__CHALLENGE__: Scan the data below and pick out the lines containing the word "this".

Saved entries
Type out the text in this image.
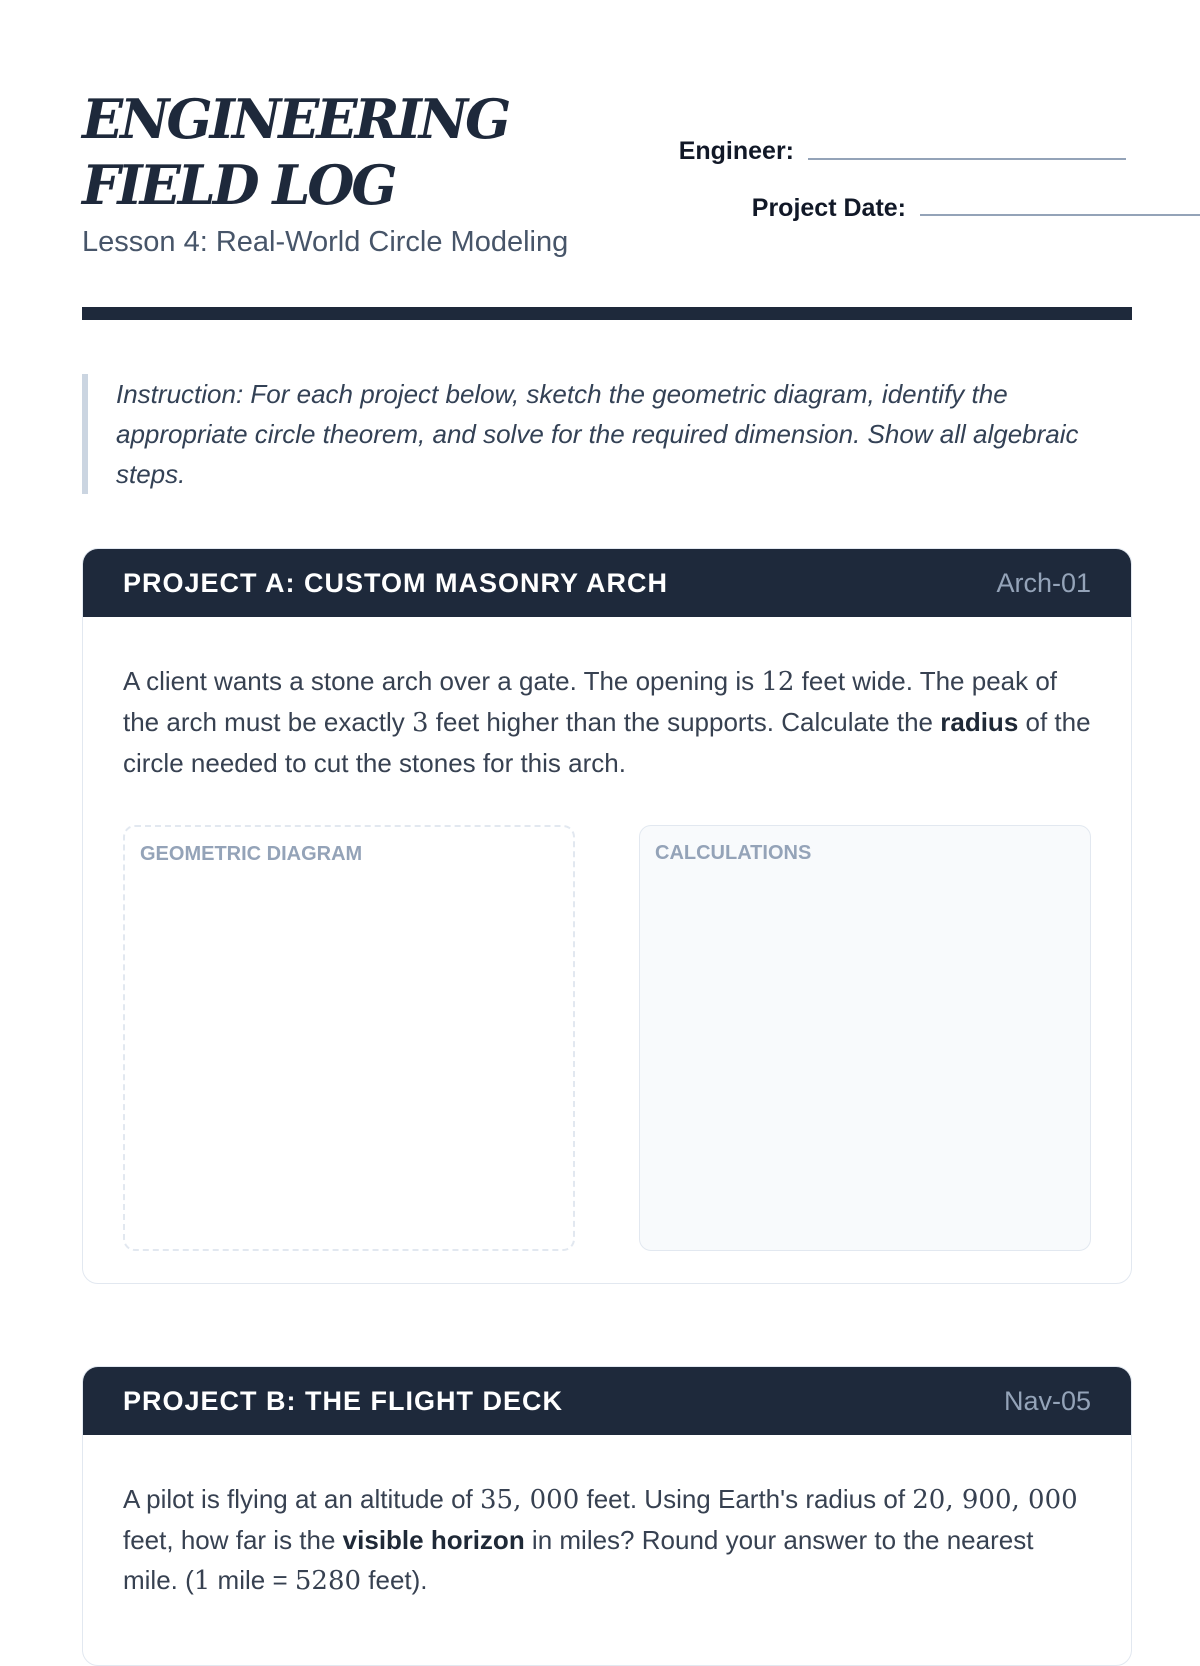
ENGINEERING FIELD LOG
Lesson 4: Real-World Circle Modeling
Engineer:
Project Date:
Instruction: For each project below, sketch the geometric diagram, identify the appropriate circle theorem, and solve for the required dimension. Show all algebraic steps.
PROJECT A: CUSTOM MASONRY ARCH	Arch-01

A client wants a stone arch over a gate. The opening is 12 feet wide. The peak of the arch must be exactly 3 feet higher than the supports. Calculate the radius of the circle needed to cut the stones for this arch.

GEOMETRIC DIAGRAM	CALCULATIONS
PROJECT B: THE FLIGHT DECK	Nav-05

A pilot is flying at an altitude of 35, 000 feet. Using Earth's radius of 20, 900, 000 feet, how far is the visible horizon in miles? Round your answer to the nearest mile. (1 mile = 5280 feet).
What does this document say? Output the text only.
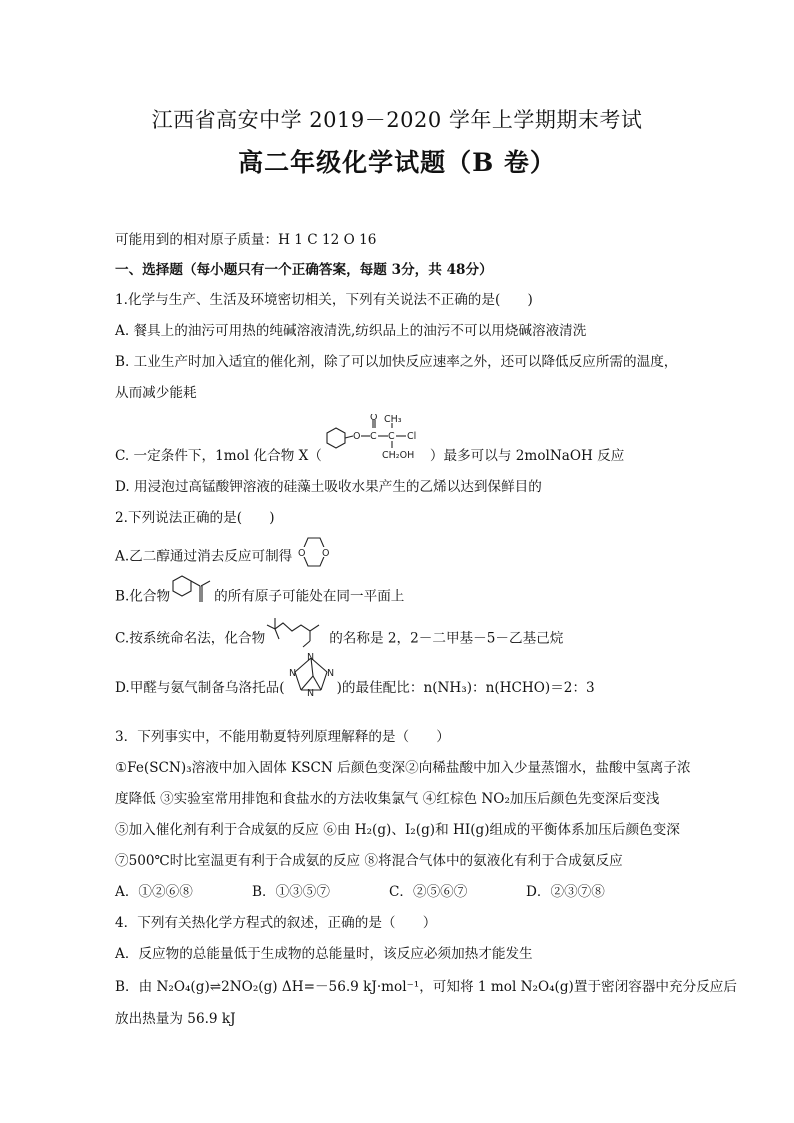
江西省高安中学 2019－2020 学年上学期期末考试
高二年级化学试题（B 卷）
可能用到的相对原子质量：H 1 C 12 O 16
一、选择题（每小题只有一个正确答案，每题 3分，共 48分）
1.化学与生产、生活及环境密切相关，下列有关说法不正确的是(　　)
A. 餐具上的油污可用热的纯碱溶液清洗,纺织品上的油污不可以用烧碱溶液清洗
B. 工业生产时加入适宜的催化剂，除了可以加快反应速率之外，还可以降低反应所需的温度，
从而减少能耗
C. 一定条件下，1mol 化合物 X（
O C
O
C
CH₃
Cl
CH₂OH ）最多可以与 2molNaOH 反应
D. 用浸泡过高锰酸钾溶液的硅藻土吸收水果产生的乙烯以达到保鲜目的
2.下列说法正确的是(　　)
A.乙二醇通过消去反应可制得 O O
B.化合物	的所有原子可能处在同一平面上
C.按系统命名法，化合物	的名称是 2，2－二甲基－5－乙基己烷
D.甲醛与氨气制备乌洛托品(
N
N	N
N )的最佳配比：n(NH₃)：n(HCHO)＝2：3
3．下列事实中，不能用勒夏特列原理解释的是（　　）
①Fe(SCN)₃溶液中加入固体 KSCN 后颜色变深②向稀盐酸中加入少量蒸馏水，盐酸中氢离子浓
度降低 ③实验室常用排饱和食盐水的方法收集氯气 ④红棕色 NO₂加压后颜色先变深后变浅
⑤加入催化剂有利于合成氨的反应 ⑥由 H₂(g)、I₂(g)和 HI(g)组成的平衡体系加压后颜色变深
⑦500℃时比室温更有利于合成氨的反应 ⑧将混合气体中的氨液化有利于合成氨反应
A．①②⑥⑧	B．①③⑤⑦	C．②⑤⑥⑦	D．②③⑦⑧
4．下列有关热化学方程式的叙述，正确的是（　　）
A．反应物的总能量低于生成物的总能量时，该反应必须加热才能发生
B．由 N₂O₄(g)⇌2NO₂(g) ΔH=－56.9 kJ·mol⁻¹，可知将 1 mol N₂O₄(g)置于密闭容器中充分反应后
放出热量为 56.9 kJ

__TASK ANSWER__:
Type out the text in this image.
A client wants a stone arch over a gate. The opening is 12 feet wide. The peak of the arch must be exactly 3 feet higher than the supports. Calculate the radius of the circle needed to cut the stones for this arch.
What does this document say? Output the text only.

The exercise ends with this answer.